What you will do:
(a) In the thread on ECB funding for the bank bailout, what interest rate does Firefly suggest for the loan to Ireland, and over what period?
(b) For each statement, answer yes or no according to the thread on ECB funding for the bank bailout, and quote the words of the thread that decide it. (i) Firefly says the deficit should still be reduced to 3% of GDP as a condition of the loan. (ii) runner believes an EU scheme has already been announced. (iii) ashambles names Spain, Portugal and Greece as other concerns for the EU.
(c) Resume the thread on ECB funding for the bank bailout at the point where it stops.

Excerpted passage:
-- Start --
# ECB funding for bank bailout at low %



## Firefly (9 Nov 2010)

Why doesn't Brian Cowen just go to the EU (cap in hand) and demand that the banking bailout (which is covering the international bond holders (many of them throughout Europe)) be funded by the ECB by way of a low interest loan to Ireland (say 3%) over the next 20 years? That would be 2.5 billion per year plus interest. That would have IMO a dramatic impact on our deficit funding and allow us to get back in shape a lot quicker. As a condition for this we should still continue with reducing our deficit to 3% of GDP.


----------



## runner (9 Nov 2010)

Its a good point you make there.
Ive a gut feeling that there is some as yet unannounced EU scheme ( maybe same one) being cooked up for delivery after the budget is approved.


----------



## ashambles (9 Nov 2010)

They've got Spain, Portugal, Greece - probably Italy to worry about as well. 

If Ireland was seen to be rewarded with a cheap rate for mismanaging its economy then that sends out all sorts of messages to countries as dumb as us. 

Why would any of the PIIGS even bother going to the bond market if there's continuous new money pouring out of the ECB at 3%. Have we not seen that politicans and their cronies can't control themselves when they've easy access to money. 

When any wastage of money that doesn't involve setting it on fire is now considered an economic "stimulus" it's especially risky.


----------



## Howitzer (9 Nov 2010)
-- End --
Recorded data:
-- Start --
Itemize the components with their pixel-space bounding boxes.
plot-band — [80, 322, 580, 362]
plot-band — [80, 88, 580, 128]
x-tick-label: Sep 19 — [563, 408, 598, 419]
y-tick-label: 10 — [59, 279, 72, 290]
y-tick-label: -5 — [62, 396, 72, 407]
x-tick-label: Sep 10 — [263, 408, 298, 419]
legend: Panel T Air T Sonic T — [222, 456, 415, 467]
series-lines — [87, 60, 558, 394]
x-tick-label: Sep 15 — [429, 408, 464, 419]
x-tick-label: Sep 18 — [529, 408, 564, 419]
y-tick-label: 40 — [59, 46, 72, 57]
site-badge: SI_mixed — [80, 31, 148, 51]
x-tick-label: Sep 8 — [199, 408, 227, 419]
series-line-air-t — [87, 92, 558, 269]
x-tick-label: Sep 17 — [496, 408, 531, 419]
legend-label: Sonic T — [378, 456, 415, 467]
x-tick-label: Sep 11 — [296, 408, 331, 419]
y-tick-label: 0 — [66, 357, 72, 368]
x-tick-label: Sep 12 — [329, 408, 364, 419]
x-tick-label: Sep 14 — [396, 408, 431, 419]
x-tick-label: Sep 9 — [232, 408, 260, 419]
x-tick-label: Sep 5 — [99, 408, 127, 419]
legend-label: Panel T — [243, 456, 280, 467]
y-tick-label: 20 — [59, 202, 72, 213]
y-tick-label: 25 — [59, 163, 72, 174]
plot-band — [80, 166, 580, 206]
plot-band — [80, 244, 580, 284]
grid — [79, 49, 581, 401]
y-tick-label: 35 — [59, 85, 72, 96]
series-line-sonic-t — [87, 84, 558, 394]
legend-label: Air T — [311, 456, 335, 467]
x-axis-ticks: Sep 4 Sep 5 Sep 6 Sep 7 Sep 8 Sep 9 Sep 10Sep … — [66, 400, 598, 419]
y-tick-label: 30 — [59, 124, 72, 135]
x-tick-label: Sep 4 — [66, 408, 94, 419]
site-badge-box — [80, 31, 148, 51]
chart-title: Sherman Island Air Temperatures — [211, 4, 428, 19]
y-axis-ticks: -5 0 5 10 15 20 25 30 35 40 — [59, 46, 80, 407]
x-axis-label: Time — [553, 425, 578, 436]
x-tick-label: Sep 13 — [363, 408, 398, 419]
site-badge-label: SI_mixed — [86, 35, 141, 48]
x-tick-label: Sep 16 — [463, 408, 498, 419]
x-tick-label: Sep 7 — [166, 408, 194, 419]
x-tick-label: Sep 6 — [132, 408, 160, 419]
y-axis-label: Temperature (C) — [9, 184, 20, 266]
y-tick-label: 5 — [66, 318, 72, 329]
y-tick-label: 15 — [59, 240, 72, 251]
-- End --
Responses for each task:
(a) Roughly 3%, over the next 20 years.

(b)
(i) Yes: "As a condition for this we should still continue with reducing our deficit to 3% of GDP."
(ii) No: "there is some as yet unannounced EU scheme ( maybe same one) being cooked up for delivery after the budget is approved."
(iii) Yes: "They've got Spain, Portugal, Greece - probably Italy to worry about as well."

(c)
And the ECB would get this money from?

What you've described is the European Stabilisation Fund - coming to a former sovereign state near you soon!


----------



## Firefly (9 Nov 2010)

Howitzer said:


> And the ECB would get this money from?
> 
> What you've described is the European Stabilisation Fund - coming to a former sovereign state near you soon!


 
Yip, the European Stability Fund.


----------



## Chris (9 Nov 2010)

ashambles said:


> They've got Spain, Portugal, Greece - probably Italy to worry about as well.
> 
> If Ireland was seen to be rewarded with a cheap rate for mismanaging its economy then that sends out all sorts of messages to countries as dumb as us.
> 
> ...



Very good point. There is the moral hazard issue and there is the issue of the amount that would be needed for all other countries that decided to take the easy option.

Easy and cheap credit caused this crisis. Giving politicians, of all people, more of this would not solve the problem in my opinion. The only way out that I see, is to come clean and partially default.


----------



## RMCF (9 Nov 2010)

I think Ireland deserves some sort of break for ensuring that not a single bondholder lost a single cent during our bank collapse (probably cos many of them were German and French banks afaik).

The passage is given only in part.